TASK BRIEF
Return each line holding the string "luật".

Stored records
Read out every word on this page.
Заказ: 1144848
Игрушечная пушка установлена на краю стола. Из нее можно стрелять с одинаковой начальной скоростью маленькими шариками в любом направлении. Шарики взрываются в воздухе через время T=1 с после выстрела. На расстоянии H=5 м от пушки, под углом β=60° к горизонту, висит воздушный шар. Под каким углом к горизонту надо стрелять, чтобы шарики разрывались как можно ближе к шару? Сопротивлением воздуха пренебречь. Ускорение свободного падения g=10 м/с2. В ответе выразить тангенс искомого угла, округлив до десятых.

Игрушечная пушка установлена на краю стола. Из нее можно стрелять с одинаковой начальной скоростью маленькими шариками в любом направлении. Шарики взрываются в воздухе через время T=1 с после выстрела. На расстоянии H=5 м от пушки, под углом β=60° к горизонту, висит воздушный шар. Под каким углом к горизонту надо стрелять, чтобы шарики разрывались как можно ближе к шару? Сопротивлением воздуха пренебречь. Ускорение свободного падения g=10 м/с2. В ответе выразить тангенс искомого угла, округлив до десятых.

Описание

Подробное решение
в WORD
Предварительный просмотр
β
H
---
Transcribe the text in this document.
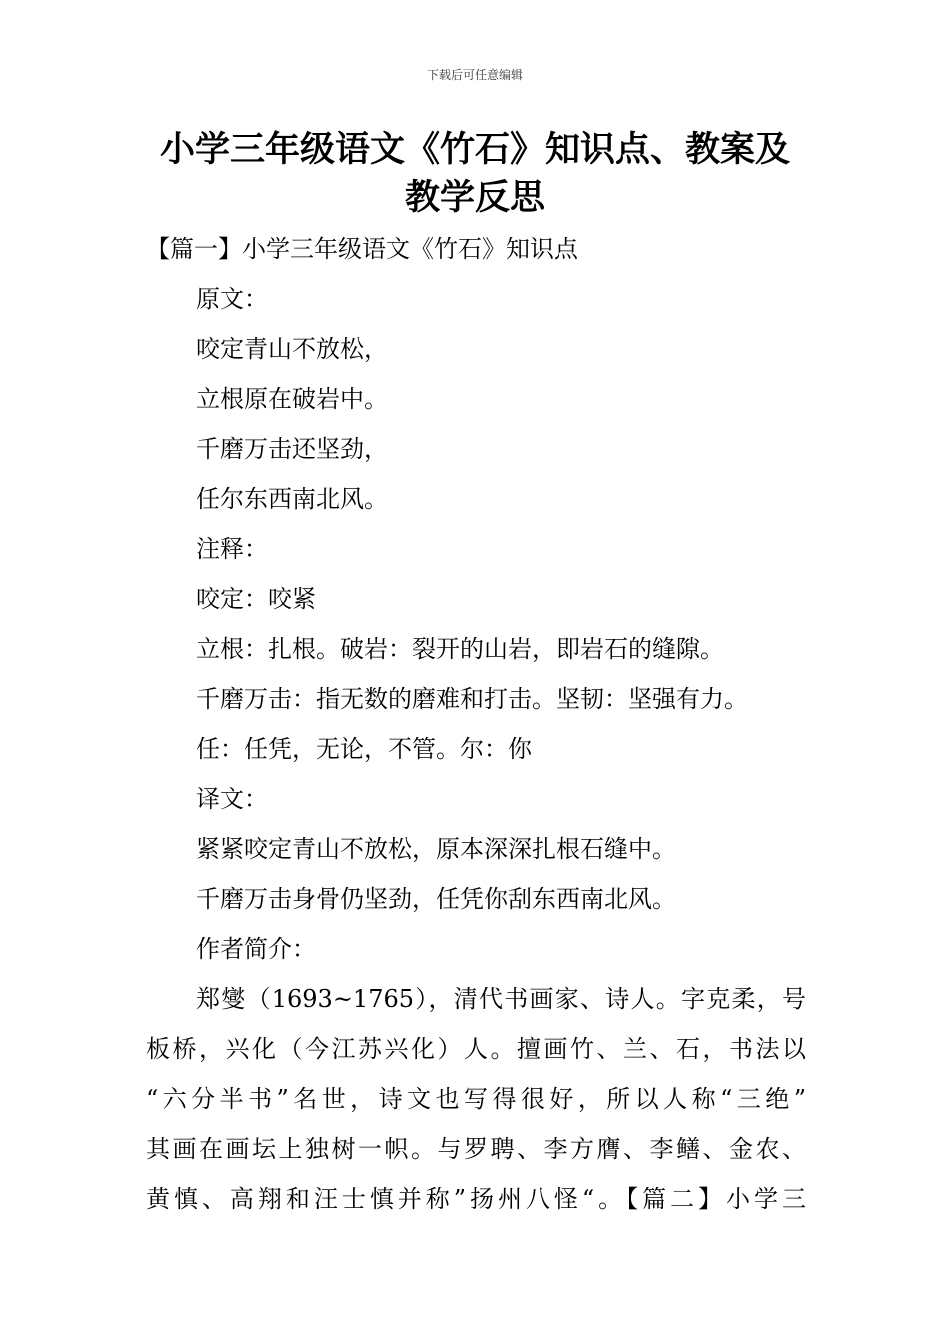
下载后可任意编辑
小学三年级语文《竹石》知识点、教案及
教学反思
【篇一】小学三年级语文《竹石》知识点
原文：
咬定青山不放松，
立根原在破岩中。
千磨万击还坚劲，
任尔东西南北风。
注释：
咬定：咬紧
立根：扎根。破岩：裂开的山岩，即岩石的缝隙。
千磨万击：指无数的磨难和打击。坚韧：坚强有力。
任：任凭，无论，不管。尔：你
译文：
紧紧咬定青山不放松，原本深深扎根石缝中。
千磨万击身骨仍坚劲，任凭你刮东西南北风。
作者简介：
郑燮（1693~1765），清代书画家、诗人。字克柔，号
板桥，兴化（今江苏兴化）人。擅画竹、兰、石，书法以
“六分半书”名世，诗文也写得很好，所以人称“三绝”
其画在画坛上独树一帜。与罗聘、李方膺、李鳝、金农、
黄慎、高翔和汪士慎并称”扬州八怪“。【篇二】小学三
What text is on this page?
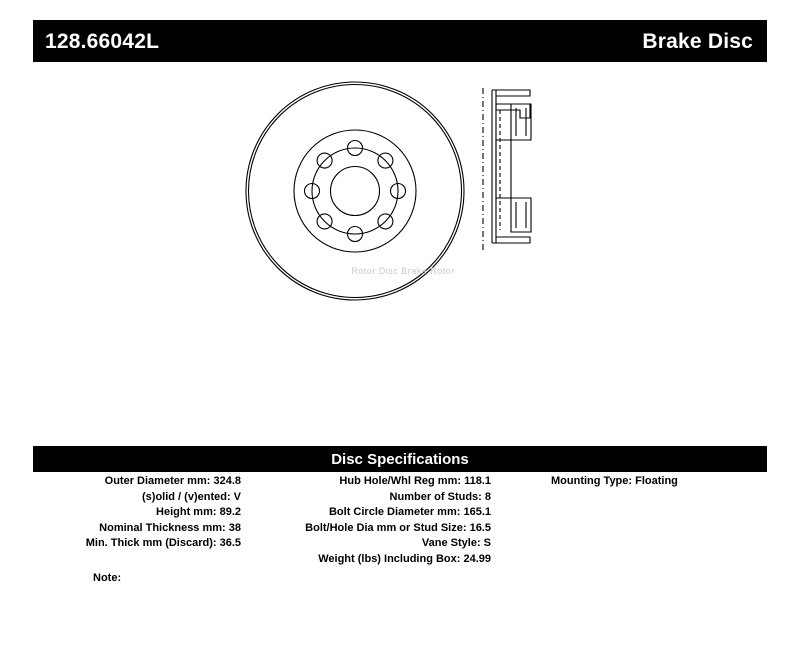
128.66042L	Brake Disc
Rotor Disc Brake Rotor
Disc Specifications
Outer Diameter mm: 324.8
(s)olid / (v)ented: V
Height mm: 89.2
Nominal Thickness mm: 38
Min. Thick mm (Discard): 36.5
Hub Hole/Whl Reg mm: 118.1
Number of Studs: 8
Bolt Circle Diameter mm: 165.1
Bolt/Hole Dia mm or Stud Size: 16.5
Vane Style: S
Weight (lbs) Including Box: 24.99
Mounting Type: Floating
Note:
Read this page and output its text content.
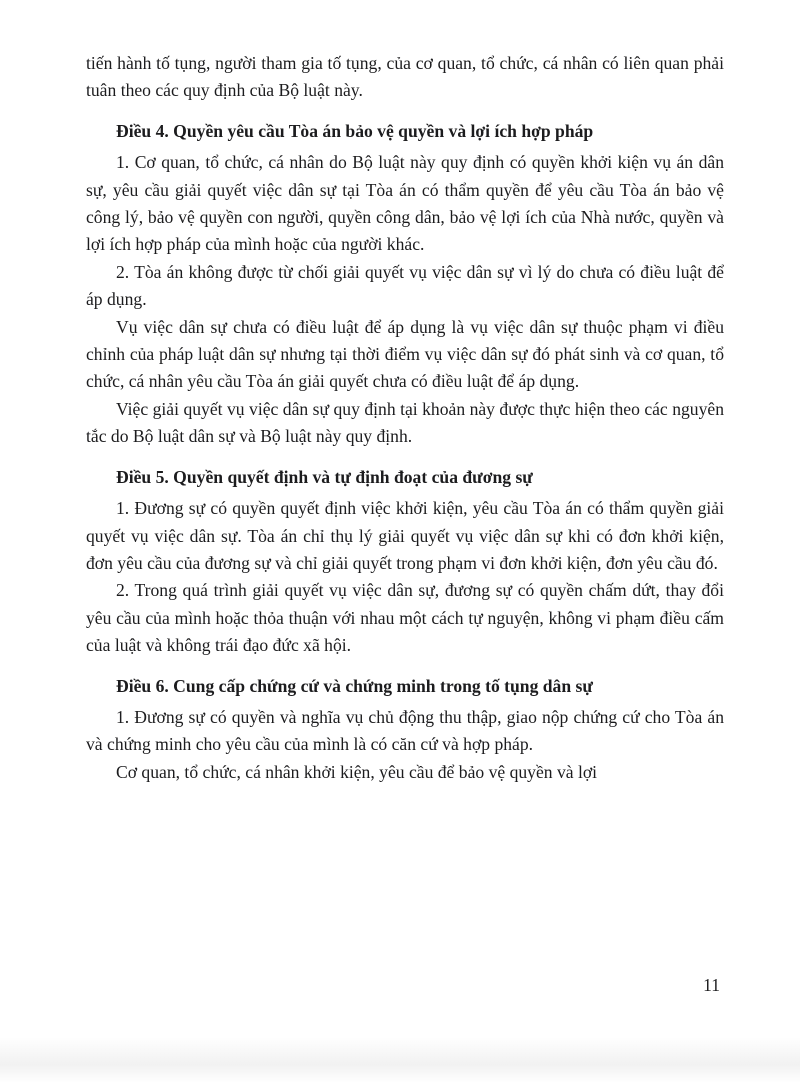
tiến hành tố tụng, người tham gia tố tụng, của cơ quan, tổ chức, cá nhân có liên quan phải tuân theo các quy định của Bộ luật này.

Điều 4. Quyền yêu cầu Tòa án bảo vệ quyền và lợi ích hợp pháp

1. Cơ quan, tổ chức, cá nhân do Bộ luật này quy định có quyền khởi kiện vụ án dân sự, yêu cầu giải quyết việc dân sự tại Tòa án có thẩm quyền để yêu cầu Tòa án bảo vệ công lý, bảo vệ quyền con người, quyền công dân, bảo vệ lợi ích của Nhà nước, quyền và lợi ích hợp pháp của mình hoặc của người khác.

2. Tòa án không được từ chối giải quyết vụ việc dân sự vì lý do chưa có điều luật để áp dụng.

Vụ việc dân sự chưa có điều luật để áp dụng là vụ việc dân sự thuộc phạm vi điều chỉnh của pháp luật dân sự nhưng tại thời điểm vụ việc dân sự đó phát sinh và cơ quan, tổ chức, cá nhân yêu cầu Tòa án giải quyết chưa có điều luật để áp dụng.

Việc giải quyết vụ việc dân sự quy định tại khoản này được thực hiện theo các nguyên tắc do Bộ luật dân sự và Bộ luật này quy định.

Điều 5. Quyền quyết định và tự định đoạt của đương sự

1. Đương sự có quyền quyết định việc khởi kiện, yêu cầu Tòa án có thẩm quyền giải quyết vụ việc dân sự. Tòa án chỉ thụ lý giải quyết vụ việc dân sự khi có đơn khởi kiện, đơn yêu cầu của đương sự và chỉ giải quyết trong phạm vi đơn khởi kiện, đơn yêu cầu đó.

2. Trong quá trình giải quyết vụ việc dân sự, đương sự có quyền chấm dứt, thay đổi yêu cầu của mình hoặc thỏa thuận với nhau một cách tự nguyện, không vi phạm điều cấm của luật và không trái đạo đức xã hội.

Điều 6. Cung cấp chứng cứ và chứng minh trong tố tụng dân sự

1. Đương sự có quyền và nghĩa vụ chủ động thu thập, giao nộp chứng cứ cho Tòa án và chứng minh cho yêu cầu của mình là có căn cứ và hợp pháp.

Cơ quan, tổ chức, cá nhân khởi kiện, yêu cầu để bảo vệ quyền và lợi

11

WRITTEN SOLUTION
tiến hành tố tụng, người tham gia tố tụng, của cơ quan, tổ chức, cá nhân có liên quan phải tuân theo các quy định của Bộ luật này.
1. Cơ quan, tổ chức, cá nhân do Bộ luật này quy định có quyền khởi kiện vụ án dân sự, yêu cầu giải quyết việc dân sự tại Tòa án có thẩm quyền để yêu cầu Tòa án bảo vệ công lý, bảo vệ quyền con người, quyền công dân, bảo vệ lợi ích của Nhà nước, quyền và lợi ích hợp pháp của mình hoặc của người khác.
2. Tòa án không được từ chối giải quyết vụ việc dân sự vì lý do chưa có điều luật để áp dụng.
Vụ việc dân sự chưa có điều luật để áp dụng là vụ việc dân sự thuộc phạm vi điều chỉnh của pháp luật dân sự nhưng tại thời điểm vụ việc dân sự đó phát sinh và cơ quan, tổ chức, cá nhân yêu cầu Tòa án giải quyết chưa có điều luật để áp dụng.
Việc giải quyết vụ việc dân sự quy định tại khoản này được thực hiện theo các nguyên tắc do Bộ luật dân sự và Bộ luật này quy định.
2. Trong quá trình giải quyết vụ việc dân sự, đương sự có quyền chấm dứt, thay đổi yêu cầu của mình hoặc thỏa thuận với nhau một cách tự nguyện, không vi phạm điều cấm của luật và không trái đạo đức xã hội.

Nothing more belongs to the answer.